● **Task brief**
Can you copy out every one of the lines below, keeping each character, space and number unchanged?

● **Records shown**
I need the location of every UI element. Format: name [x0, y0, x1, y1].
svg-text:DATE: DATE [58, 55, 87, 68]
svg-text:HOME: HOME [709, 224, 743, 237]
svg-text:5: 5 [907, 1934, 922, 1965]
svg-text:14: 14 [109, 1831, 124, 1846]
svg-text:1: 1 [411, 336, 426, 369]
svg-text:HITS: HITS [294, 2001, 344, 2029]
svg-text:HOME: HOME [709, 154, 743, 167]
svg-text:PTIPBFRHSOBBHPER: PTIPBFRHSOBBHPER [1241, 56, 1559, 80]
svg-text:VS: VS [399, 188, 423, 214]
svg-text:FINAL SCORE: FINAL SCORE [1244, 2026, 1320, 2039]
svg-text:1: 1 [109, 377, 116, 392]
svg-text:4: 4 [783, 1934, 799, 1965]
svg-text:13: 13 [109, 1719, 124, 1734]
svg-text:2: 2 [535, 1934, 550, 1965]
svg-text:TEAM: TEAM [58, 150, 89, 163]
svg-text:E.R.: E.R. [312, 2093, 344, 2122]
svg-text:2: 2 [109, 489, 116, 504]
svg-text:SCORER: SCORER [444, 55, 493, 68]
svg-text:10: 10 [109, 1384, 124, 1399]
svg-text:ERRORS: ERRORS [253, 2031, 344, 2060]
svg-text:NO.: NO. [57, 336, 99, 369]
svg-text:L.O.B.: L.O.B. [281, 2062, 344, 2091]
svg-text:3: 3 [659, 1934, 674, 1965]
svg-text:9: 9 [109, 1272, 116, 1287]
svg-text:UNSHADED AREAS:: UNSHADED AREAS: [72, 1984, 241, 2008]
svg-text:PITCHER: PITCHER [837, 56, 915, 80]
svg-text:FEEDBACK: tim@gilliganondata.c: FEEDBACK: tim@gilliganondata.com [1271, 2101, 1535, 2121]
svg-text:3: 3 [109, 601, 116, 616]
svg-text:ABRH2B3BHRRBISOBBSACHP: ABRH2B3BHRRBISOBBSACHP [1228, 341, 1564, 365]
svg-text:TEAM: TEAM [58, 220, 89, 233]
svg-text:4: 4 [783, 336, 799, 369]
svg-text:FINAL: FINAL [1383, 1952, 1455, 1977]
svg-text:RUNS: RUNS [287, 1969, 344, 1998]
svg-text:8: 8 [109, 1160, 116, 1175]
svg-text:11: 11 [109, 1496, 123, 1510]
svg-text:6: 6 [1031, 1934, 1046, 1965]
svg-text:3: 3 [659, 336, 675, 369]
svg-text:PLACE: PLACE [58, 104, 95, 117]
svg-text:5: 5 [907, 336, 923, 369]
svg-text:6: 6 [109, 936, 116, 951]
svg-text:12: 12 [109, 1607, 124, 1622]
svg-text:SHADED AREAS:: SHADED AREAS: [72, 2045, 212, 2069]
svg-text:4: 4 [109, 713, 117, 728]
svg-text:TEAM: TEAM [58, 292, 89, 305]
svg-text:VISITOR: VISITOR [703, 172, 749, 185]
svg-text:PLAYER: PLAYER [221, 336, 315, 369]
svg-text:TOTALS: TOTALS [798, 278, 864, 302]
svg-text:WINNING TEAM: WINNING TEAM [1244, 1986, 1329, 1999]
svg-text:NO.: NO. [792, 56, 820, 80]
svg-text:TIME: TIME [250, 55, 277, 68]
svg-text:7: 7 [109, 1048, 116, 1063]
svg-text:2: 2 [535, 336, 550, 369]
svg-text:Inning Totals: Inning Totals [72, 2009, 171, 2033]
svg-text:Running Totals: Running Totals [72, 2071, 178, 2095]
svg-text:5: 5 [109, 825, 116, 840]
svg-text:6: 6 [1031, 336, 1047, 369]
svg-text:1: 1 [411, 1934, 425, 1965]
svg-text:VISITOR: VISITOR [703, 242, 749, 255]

● **Solution to this exercise**
I need the location of every UI element. Format: name [x0, y0, x1, y1].
svg-text:DATE: DATE [58, 55, 87, 68]
svg-text:HOME: HOME [709, 224, 743, 237]
svg-text:5: 5 [907, 1934, 922, 1965]
svg-text:14: 14 [109, 1831, 124, 1846]
svg-text:1: 1 [411, 336, 426, 369]
svg-text:HITS: HITS [294, 2001, 344, 2029]
svg-text:HOME: HOME [709, 154, 743, 167]
svg-text:PTIPBFRHSOBBHPER: PTIPBFRHSOBBHPER [1241, 56, 1559, 80]
svg-text:VS: VS [399, 188, 423, 214]
svg-text:FINAL SCORE: FINAL SCORE [1244, 2026, 1320, 2039]
svg-text:1: 1 [109, 377, 116, 392]
svg-text:4: 4 [783, 1934, 799, 1965]
svg-text:13: 13 [109, 1719, 124, 1734]
svg-text:2: 2 [535, 1934, 550, 1965]
svg-text:TEAM: TEAM [58, 150, 89, 163]
svg-text:E.R.: E.R. [312, 2093, 344, 2122]
svg-text:2: 2 [109, 489, 116, 504]
svg-text:SCORER: SCORER [444, 55, 493, 68]
svg-text:10: 10 [109, 1384, 124, 1399]
svg-text:ERRORS: ERRORS [253, 2031, 344, 2060]
svg-text:NO.: NO. [57, 336, 99, 369]
svg-text:L.O.B.: L.O.B. [281, 2062, 344, 2091]
svg-text:3: 3 [659, 1934, 674, 1965]
svg-text:9: 9 [109, 1272, 116, 1287]
svg-text:UNSHADED AREAS:: UNSHADED AREAS: [72, 1984, 241, 2008]
svg-text:PITCHER: PITCHER [837, 56, 915, 80]
svg-text:FEEDBACK: tim@gilliganondata.c: FEEDBACK: tim@gilliganondata.com [1271, 2101, 1535, 2121]
svg-text:3: 3 [109, 601, 116, 616]
svg-text:ABRH2B3BHRRBISOBBSACHP: ABRH2B3BHRRBISOBBSACHP [1228, 341, 1564, 365]
svg-text:TEAM: TEAM [58, 220, 89, 233]
svg-text:4: 4 [783, 336, 799, 369]
svg-text:FINAL: FINAL [1383, 1952, 1455, 1977]
svg-text:RUNS: RUNS [287, 1969, 344, 1998]
svg-text:8: 8 [109, 1160, 116, 1175]
svg-text:11: 11 [109, 1496, 123, 1510]
svg-text:6: 6 [1031, 1934, 1046, 1965]
svg-text:3: 3 [659, 336, 675, 369]
svg-text:PLACE: PLACE [58, 104, 95, 117]
svg-text:5: 5 [907, 336, 923, 369]
svg-text:6: 6 [109, 936, 116, 951]
svg-text:12: 12 [109, 1607, 124, 1622]
svg-text:SHADED AREAS:: SHADED AREAS: [72, 2045, 212, 2069]
svg-text:4: 4 [109, 713, 117, 728]
svg-text:TEAM: TEAM [58, 292, 89, 305]
svg-text:VISITOR: VISITOR [703, 172, 749, 185]
svg-text:PLAYER: PLAYER [221, 336, 315, 369]
svg-text:TOTALS: TOTALS [798, 278, 864, 302]
svg-text:WINNING TEAM: WINNING TEAM [1244, 1986, 1329, 1999]
svg-text:NO.: NO. [792, 56, 820, 80]
svg-text:TIME: TIME [250, 55, 277, 68]
svg-text:7: 7 [109, 1048, 116, 1063]
svg-text:2: 2 [535, 336, 550, 369]
svg-text:Inning Totals: Inning Totals [72, 2009, 171, 2033]
svg-text:Running Totals: Running Totals [72, 2071, 178, 2095]
svg-text:5: 5 [109, 825, 116, 840]
svg-text:6: 6 [1031, 336, 1047, 369]
svg-text:1: 1 [411, 1934, 425, 1965]
svg-text:VISITOR: VISITOR [703, 242, 749, 255]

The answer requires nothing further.